- **Work instructions**:
1: Answer these questions from the passage on the MazF RNA-seq time series:
(a) How often were RNA-seq measurements collected, and over what total time?
(b) How many transcripts fell into the K2 cluster?
(c) Genes regulated by which factor were enriched in the K3 cluster?
2: In the passage on the MazF RNA-seq time series, which regulators' genes were enriched in the K2 cluster?
3: Carry the passage on the MazF RNA-seq time series forward, starting after its last sentence.

- **Supplied passage**:
--- START ---
Time-series RNA-seq measurements provided insights into the physiological impact of MazF activity and identified design elements for building the MazF resource allocator
To provide insights into the genome-wide variation in transcript abundance following MazF exposure, RNA-seq measurements were collected every 2 min for a total of 8 min. The majority of the 192 endogenous protected genes increased or remained constant following induction with MazF for 8 min (Figure 5a). The abundance of each transcript is determined by a balance between the rates of synthesis and decay catalyzed by RNases and MazF. Therefore, it was challenging to decipher the direct effects of MazF on transcript abundance. Nevertheless, the number of MazF sites was negatively correlated with the mean log2 fold change of transcript abundance following 8 min of induction with aTc, indicating that on average the number of MazF sites predicted the fold-change across the transcriptome (Figure 5b).
Partitioning the transcriptome fold-change dynamics into three clusters (see Materials and Methods) identified transcripts that were down-regulated (K1, n = 460), rapidly increased and delayed down-regulation (K2, n = 148) or increased in response to MazF induction (K3, n = 331, Figure 5c and Supplementary Figure 14). We evaluated functional or regulatory enrichments (p < 0.05) in each cluster to provide insights into the physiological response to MazF exposure (Supplementary Table V). Cell envelope and genes regulated by Fur, MraZ and LexA were enriched in the K1 cluster (Figure 5c and Supplementary Figure 14b). MraZ is a transcriptional repressor that controls many genes involved in cell division and cell wall biosynthesis28. In addition, the cell division regulator minE mRNA decreased significantly in the RNA-seq data (Figure 5a), corroborating a link between MazF activity and inhibition of cell division29,30. The K2 cluster was enriched for genes regulated by NikR, GlpR, GcvA, IHF, IscR and RstA and amino acid and anaerobic metabolism (Supplementary Figure 14). The numerous regulatory categories in K2 (Supplementary Table V) suggested that the pulsatile transcript dynamics could be established by an initial increase in synthesis due to changes in transcription factor activity and delayed down-regulation due to mRNA-decay at a threshold concentration of MazF. Genes regulated by ArgR were enriched in the up-regulated cluster K3. In addition, 11 TCA cycle enzymes were up-regulated in the RNA-seq data (p = 0.051 enrichment in K3), suggesting that MazF-induced cells exhibited high metabolic activity (Supplementary Figure 15 and Supplementary Table V). Previous work has demonstrated that fumarate production increased the frequency of persister cells following antibiotic exposure31. A closer examination of the catabolic pathway revealed that fumarate producing enzymes were significantly induced, suggesting that MazF activity could be connected to persistence via enhancement of fumarate flux32,33 (Supplementary Figure 15).
--- END ---
Document layout analysis data:
--- START ---
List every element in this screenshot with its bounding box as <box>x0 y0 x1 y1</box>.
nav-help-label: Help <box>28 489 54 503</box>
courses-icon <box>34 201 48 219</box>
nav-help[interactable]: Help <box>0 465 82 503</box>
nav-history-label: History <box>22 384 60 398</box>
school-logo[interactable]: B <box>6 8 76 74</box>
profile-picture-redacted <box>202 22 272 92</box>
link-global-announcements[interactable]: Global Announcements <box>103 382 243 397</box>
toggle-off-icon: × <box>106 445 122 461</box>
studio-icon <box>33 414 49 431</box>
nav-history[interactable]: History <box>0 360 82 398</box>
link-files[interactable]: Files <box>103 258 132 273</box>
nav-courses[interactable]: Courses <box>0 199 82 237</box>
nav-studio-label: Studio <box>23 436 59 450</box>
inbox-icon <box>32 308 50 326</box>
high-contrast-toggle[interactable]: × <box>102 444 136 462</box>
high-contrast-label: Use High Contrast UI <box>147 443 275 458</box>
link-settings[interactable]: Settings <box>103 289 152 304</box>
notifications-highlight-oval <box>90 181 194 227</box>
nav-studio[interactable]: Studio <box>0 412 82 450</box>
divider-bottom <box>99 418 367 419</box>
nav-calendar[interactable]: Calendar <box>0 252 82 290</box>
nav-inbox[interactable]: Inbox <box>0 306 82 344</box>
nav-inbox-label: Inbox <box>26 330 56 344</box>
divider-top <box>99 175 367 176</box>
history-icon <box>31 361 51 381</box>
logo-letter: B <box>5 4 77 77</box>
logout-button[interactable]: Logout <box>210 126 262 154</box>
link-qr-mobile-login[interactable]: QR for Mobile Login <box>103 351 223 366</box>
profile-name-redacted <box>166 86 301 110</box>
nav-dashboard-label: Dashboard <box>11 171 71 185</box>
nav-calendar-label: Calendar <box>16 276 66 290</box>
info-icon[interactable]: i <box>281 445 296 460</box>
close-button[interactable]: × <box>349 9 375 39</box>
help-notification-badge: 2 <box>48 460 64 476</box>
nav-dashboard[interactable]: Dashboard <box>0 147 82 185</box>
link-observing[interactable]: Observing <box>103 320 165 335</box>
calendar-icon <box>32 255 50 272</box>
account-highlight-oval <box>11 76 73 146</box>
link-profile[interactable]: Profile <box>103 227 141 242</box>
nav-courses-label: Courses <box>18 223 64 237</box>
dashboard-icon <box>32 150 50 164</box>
--- END ---
- **Numbered answers**:
1:
(a) Every 2 min, for a total of 8 min.
(b) 148.
(c) ArgR.

2: NikR, GlpR, GcvA, IHF, IscR, RstA

3:
Cold-shock genes are selectively expressed in response to cold stress and perform diverse functions including unwinding of RNA secondary structures, modulation of ribosome and DNA/RNA chaperone activity34. The RNA-seq data demonstrated significant shifts in cold-shock cspBCEFG and associated rbfA, rhlB, rhlE and deaD transcript abundance as a function of time (Supplementary Figure 16). IF-3, one of the major translation factors in E. coli, has been shown to mediate cold shock translational bias in response to cold stress35,36. IF-3 increased over 4-fold in the proteomics data (Supplementary Figure 8b) following 5 hr of MazF induction, whereas the abundance of infC mRNA did not change significantly in the RNA-seq data (Figure 5a and Supplementary Figure 16). Future work should investigate the molecular mechanisms that underlie the connection among MazF activity, up-regulation of IF-3, and rapid changes in cold-shock mRNA abundance.
Since cold-shock transcripts were up-regulated in response to MazF activity, these sequences were promising candidates for engineering MazF-responsive promoters. To test the modularity of cold-shock induction by MazF, we constructed a tandem promoter composed of PLAC upstream of the cspB or cspG promoter, UTR and the first 14 amino acids of CspG or CspB N-terminally fused to sfGFP-P (Supplementary Figure 17). MazF induction increased sfGFP-P by a maximum of 20 or 80-fold, demonstrating that the cspB and cspG regulatory sequences are modular control elements that directly respond to MazF activity as an input.
Relationship between MazF cleavage efficiency and predicted mCherry mRNA secondary structure
A quantitative understanding of the mapping between MazF site placement and cleavage efficiency could enable tuning of the timing and degrees of protection to inform resource allocator design. To explore the dominant parameters that influence MazF cleavage efficiency, we varied the number and position of MazF recognition sites in the mCherry transcript. Previous work demonstrated that MazF activity was inhibited by strong secondary structures and ribosomes enhanced cleavage efficiency by unwinding mRNA secondary structures during translation37.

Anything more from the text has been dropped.